WORK TO BE COMPLETED –
List each line holding the string "this".

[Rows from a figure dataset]
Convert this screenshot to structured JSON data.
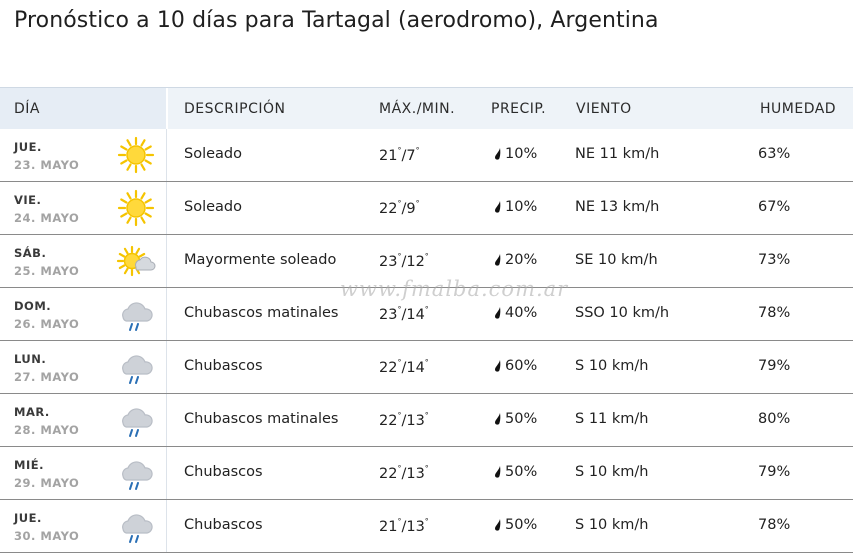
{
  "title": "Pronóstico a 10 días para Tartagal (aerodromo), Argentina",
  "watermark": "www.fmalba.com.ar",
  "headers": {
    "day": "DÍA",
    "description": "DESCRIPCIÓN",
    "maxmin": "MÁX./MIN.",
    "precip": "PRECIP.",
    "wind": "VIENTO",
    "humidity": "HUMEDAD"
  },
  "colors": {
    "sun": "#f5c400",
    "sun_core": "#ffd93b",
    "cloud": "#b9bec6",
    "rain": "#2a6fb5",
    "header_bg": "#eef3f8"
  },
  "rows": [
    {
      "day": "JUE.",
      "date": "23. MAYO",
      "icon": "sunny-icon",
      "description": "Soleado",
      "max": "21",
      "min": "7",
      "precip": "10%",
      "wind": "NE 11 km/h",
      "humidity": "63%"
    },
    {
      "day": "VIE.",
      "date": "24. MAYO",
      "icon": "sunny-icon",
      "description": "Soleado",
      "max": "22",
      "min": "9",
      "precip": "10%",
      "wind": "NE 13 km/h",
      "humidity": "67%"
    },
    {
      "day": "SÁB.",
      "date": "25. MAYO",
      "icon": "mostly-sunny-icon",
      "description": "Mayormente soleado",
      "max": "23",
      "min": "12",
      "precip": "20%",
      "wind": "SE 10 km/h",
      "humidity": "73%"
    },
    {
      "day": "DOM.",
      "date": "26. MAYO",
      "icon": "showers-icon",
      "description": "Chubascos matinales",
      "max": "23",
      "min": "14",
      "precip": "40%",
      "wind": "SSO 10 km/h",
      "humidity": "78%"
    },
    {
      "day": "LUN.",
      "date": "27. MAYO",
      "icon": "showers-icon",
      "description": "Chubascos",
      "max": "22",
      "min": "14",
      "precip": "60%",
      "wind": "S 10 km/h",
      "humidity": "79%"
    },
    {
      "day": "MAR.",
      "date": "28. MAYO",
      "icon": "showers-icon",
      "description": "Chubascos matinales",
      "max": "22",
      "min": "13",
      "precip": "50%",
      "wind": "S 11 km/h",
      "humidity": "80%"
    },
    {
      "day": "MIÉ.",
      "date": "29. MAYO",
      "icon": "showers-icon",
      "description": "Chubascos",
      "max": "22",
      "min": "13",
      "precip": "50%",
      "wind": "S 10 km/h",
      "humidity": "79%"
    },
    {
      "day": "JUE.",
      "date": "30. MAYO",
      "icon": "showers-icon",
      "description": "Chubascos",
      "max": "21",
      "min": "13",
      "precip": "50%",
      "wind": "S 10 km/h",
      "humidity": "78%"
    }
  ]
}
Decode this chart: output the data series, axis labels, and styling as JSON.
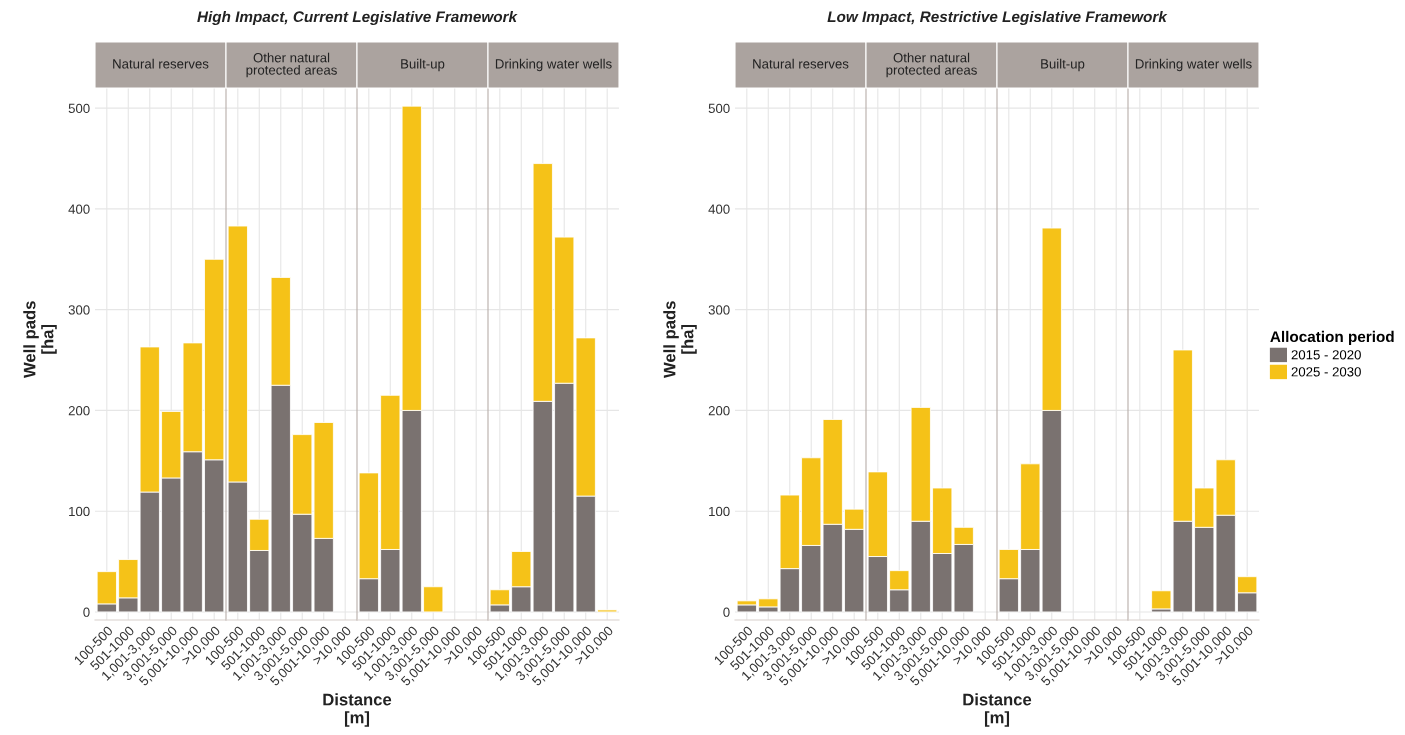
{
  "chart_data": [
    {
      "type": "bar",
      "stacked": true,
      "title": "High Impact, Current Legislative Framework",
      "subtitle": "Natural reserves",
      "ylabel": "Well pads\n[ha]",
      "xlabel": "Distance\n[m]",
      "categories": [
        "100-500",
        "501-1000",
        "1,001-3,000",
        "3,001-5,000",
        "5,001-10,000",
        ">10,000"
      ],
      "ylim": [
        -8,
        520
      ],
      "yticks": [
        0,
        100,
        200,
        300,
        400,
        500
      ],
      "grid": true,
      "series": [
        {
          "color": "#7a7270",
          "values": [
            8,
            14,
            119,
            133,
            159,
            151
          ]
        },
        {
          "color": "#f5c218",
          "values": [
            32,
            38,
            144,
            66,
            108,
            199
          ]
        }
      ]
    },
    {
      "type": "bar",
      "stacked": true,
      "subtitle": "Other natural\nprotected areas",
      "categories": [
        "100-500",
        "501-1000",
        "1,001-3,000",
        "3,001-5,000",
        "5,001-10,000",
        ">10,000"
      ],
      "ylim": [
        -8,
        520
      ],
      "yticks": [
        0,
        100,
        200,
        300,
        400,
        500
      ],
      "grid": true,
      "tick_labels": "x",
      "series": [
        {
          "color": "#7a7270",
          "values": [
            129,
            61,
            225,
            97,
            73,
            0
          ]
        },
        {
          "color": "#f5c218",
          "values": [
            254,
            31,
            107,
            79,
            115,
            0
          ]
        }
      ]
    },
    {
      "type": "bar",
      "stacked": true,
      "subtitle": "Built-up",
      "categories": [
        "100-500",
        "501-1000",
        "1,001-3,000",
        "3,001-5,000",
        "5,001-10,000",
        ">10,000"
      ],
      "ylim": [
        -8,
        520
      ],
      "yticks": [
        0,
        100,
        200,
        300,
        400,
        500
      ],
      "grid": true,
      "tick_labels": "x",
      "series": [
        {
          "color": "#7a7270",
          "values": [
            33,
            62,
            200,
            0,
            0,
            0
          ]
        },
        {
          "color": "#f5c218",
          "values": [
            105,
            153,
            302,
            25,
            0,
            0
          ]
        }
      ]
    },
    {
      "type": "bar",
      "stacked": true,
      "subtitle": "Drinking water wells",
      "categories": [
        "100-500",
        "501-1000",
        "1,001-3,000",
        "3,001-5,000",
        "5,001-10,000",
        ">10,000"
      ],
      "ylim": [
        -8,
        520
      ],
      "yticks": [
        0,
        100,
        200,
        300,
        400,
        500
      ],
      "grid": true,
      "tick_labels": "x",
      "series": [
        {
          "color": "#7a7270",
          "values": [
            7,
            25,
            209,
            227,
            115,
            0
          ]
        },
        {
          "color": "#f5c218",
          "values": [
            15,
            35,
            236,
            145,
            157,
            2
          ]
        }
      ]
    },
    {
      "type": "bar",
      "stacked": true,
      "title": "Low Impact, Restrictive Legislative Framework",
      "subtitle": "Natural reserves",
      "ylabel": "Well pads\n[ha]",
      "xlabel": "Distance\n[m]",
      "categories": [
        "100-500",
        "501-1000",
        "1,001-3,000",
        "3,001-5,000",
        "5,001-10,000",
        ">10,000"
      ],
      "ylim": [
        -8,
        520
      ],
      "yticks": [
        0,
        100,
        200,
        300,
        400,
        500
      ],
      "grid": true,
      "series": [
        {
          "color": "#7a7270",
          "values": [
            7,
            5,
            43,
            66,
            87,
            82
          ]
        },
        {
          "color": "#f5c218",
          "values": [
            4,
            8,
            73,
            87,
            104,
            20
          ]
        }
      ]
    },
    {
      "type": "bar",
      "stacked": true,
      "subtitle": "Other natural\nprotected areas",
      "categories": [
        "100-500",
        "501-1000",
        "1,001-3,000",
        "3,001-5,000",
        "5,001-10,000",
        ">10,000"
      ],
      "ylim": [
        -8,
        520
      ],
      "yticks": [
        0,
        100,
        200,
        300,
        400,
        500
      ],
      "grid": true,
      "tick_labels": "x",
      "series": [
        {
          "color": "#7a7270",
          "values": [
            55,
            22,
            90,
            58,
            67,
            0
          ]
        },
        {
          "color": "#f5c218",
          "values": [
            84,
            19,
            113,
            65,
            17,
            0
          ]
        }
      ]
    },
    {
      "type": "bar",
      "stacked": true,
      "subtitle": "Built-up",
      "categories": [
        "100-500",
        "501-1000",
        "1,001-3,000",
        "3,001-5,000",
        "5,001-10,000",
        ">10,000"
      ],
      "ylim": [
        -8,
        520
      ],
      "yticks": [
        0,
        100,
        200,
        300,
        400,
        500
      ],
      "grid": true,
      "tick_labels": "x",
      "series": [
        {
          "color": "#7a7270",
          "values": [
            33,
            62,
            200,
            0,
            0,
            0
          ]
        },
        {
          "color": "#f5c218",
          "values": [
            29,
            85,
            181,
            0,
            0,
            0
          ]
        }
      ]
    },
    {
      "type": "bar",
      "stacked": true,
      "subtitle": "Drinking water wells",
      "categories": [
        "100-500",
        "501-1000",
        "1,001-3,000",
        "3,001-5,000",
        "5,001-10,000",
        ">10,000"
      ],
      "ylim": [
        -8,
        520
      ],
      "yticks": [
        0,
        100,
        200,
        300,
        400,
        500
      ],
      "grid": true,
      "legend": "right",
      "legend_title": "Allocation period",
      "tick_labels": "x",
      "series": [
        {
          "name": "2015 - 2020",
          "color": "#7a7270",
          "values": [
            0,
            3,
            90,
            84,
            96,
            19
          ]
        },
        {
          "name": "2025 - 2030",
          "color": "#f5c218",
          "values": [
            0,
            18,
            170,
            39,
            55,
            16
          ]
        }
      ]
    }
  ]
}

==

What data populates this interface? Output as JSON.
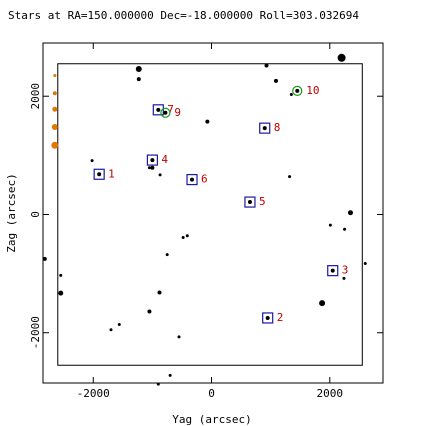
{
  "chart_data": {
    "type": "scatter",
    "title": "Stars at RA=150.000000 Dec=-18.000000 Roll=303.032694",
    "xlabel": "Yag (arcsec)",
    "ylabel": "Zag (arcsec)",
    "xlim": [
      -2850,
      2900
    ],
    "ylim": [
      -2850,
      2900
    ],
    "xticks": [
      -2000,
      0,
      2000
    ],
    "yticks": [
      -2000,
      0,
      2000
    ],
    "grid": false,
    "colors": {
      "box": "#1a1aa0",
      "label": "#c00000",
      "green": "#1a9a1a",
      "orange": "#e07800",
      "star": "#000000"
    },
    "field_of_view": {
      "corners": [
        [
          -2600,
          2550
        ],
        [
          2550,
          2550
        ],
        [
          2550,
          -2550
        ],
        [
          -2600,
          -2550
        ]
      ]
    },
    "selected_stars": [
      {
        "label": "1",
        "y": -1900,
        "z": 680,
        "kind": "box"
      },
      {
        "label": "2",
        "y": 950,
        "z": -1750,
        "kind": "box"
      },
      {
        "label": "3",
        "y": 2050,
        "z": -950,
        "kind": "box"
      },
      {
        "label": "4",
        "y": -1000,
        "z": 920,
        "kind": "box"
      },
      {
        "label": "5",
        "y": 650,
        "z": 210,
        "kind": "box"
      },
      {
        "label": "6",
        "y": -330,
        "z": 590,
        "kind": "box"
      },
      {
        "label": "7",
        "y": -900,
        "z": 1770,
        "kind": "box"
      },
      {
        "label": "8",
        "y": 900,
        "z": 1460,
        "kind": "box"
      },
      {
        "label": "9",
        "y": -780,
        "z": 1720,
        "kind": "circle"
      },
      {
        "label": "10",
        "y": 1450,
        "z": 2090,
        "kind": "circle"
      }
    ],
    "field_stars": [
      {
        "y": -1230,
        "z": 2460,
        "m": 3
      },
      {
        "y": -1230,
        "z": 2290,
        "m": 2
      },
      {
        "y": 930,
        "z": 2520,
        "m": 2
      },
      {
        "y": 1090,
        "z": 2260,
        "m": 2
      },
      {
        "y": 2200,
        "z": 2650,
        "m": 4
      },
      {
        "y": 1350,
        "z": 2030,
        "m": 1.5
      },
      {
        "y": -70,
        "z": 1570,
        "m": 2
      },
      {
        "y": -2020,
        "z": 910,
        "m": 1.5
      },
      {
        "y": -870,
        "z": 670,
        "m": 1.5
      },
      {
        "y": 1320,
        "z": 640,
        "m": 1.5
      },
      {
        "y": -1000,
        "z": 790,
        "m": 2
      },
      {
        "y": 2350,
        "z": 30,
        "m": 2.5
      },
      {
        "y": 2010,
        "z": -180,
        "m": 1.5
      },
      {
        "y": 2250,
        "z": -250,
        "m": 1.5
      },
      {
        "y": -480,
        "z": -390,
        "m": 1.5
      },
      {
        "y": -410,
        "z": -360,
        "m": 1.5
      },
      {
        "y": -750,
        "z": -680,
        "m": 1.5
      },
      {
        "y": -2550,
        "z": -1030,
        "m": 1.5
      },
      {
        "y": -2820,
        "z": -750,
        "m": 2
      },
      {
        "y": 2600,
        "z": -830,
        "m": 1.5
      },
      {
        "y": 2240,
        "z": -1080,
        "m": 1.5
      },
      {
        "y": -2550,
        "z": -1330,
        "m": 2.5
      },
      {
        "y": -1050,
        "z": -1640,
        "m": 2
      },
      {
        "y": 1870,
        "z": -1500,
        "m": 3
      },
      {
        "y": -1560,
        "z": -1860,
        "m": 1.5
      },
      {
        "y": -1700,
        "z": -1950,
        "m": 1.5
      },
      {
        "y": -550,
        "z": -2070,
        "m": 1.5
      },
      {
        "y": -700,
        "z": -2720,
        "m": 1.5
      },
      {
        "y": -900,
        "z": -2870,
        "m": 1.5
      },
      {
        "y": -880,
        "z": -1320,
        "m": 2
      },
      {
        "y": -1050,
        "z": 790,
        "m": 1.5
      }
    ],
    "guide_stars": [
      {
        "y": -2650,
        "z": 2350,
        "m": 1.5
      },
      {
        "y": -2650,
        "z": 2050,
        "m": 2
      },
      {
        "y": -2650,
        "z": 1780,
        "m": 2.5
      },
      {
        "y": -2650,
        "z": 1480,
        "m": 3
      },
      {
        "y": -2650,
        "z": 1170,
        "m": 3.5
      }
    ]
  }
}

* * *

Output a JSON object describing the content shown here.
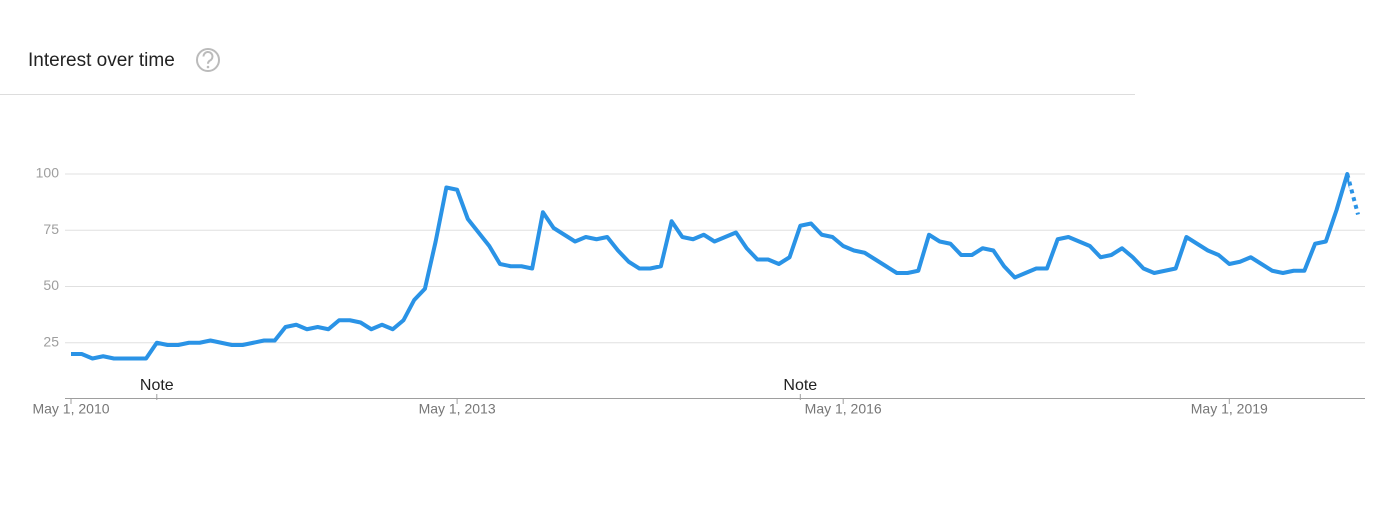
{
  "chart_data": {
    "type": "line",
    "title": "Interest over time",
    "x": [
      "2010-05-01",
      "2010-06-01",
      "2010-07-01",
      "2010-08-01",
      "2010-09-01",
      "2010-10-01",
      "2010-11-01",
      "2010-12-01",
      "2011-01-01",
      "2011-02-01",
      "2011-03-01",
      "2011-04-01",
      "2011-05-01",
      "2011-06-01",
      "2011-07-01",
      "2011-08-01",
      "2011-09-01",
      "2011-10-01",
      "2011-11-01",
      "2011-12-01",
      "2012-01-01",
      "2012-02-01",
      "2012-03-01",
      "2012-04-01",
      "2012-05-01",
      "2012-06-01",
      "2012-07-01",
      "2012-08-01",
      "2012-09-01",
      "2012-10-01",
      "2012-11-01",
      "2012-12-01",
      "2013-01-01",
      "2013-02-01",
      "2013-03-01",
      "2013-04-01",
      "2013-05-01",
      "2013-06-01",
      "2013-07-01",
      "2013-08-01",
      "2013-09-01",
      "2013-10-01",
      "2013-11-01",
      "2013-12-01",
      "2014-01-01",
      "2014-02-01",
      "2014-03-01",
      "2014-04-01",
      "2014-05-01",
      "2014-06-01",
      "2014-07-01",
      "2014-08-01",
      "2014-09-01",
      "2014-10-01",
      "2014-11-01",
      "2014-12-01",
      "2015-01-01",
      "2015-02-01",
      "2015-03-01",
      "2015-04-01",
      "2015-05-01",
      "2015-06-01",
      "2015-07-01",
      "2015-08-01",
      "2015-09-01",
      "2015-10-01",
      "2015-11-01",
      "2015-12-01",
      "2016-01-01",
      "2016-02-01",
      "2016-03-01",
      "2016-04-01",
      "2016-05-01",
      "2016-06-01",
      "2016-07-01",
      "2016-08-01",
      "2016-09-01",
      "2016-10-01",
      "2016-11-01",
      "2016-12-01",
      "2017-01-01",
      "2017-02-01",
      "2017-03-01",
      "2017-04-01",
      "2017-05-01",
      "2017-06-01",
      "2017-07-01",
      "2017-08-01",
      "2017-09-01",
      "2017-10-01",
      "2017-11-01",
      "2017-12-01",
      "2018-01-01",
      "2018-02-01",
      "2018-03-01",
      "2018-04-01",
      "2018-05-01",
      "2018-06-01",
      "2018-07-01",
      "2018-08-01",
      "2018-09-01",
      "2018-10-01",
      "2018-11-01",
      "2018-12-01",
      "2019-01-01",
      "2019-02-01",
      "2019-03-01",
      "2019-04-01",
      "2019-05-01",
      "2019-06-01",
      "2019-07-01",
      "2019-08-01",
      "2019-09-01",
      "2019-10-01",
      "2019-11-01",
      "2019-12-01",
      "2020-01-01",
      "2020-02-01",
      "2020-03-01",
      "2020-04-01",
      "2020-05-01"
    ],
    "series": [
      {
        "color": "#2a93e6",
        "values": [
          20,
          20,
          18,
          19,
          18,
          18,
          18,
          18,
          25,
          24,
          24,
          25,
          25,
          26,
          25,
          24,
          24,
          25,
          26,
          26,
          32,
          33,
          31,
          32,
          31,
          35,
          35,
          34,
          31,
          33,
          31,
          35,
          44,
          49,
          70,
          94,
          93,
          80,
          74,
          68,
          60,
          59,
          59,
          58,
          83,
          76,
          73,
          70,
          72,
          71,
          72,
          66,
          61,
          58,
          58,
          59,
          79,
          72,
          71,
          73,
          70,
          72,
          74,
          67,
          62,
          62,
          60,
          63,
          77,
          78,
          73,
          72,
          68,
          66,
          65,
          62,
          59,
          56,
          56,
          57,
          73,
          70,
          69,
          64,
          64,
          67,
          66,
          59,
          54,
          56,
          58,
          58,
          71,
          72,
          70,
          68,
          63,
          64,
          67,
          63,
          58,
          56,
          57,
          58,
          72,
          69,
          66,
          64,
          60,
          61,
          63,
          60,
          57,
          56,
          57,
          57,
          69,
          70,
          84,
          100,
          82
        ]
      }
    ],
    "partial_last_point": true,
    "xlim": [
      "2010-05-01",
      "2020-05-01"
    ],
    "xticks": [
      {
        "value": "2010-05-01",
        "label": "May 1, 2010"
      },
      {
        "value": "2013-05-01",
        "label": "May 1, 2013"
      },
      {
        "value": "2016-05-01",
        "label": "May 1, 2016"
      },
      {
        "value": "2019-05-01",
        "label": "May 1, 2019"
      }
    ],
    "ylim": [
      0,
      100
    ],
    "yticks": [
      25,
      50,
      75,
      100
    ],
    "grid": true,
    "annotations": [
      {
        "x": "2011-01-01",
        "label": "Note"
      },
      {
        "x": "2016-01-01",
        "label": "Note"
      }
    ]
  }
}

OUTPUT OF THE TASK –
Convert this screenshot to structured JSON data.
Decode this chart: output the data series, axis labels, and styling as JSON.
What data populates this interface? Output as JSON.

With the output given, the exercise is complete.